=== Extracted text ===

Landslide Risk Zoning Using Machine Learning Algorithm Modeling Technique (Case Study: Izeh County)

Document Type : Applied Article

Authors

1 Department of Geography, Cha.C.Islamic Azad University, Chalous, Iran

2 Department of Geography, Mahs.C. Islamic Azad University, Mahshahr, Iran

10.22059/jhsci.2025.394488.879

Abstract

Objective:  Landslide risk zoning can be an effective reference for natural hazard reduction and land use planning, but the modeling process involves multidisciplinary knowledge, which leads to its complexity. This research aims to zoning landslide risk in Izeh County using the MLR machine learning algorithm modeling technique.
Method: In this study, modeling was applied by considering fourteen predictors. Thematic layers of all predictors and landslides were prepared in ArcMap 10.8, SAGA-GIS 9.0.1, Rstudio, ENVI 5.6, and mainly from DEM-based derivatives and field data to prepare predictor data layers.

=== Stored data ===

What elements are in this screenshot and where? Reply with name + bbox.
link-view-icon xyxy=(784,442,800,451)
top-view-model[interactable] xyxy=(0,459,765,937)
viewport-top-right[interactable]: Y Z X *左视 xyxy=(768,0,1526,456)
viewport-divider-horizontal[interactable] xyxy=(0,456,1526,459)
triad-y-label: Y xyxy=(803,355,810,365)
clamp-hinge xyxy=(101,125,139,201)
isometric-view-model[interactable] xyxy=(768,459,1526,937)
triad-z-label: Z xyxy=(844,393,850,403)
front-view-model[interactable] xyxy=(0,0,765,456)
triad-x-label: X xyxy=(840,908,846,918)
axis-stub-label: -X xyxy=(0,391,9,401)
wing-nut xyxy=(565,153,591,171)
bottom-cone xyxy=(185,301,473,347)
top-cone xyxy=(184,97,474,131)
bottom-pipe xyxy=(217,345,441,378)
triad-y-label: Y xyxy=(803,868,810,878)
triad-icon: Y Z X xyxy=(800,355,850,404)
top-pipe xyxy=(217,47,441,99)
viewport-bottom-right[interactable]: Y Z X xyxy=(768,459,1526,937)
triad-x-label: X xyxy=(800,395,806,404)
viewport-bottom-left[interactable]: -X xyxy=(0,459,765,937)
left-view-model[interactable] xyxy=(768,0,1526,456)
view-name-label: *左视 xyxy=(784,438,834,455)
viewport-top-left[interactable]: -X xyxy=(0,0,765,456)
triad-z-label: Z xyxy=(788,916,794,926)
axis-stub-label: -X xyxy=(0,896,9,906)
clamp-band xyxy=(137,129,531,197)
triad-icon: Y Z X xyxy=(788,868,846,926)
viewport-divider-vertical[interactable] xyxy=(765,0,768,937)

===

Exercise task 1: In the landslide zoning text, swap "fourteen" for "twelve" and write out the passage that begins at the words "2 Department of" and stops after "predictor data layers.".
Exercise task 2: According to the landslide zoning text, which version of ArcMap was used to prepare the thematic layers?
Work from the landslide zoning text alone.

Written response 1:
2 Department of Geography, Mahs.C. Islamic Azad University, Mahshahr, Iran

10.22059/jhsci.2025.394488.879

Abstract

Objective:  Landslide risk zoning can be an effective reference for natural hazard reduction and land use planning, but the modeling process involves multidisciplinary knowledge, which leads to its complexity. This research aims to zoning landslide risk in Izeh County using the MLR machine learning algorithm modeling technique.
Method: In this study, modeling was applied by considering twelve predictors. Thematic layers of all predictors and landslides were prepared in ArcMap 10.8, SAGA-GIS 9.0.1, Rstudio, ENVI 5.6, and mainly from DEM-based derivatives and field data to prepare predictor data layers.

Written response 2: ArcMap 10.8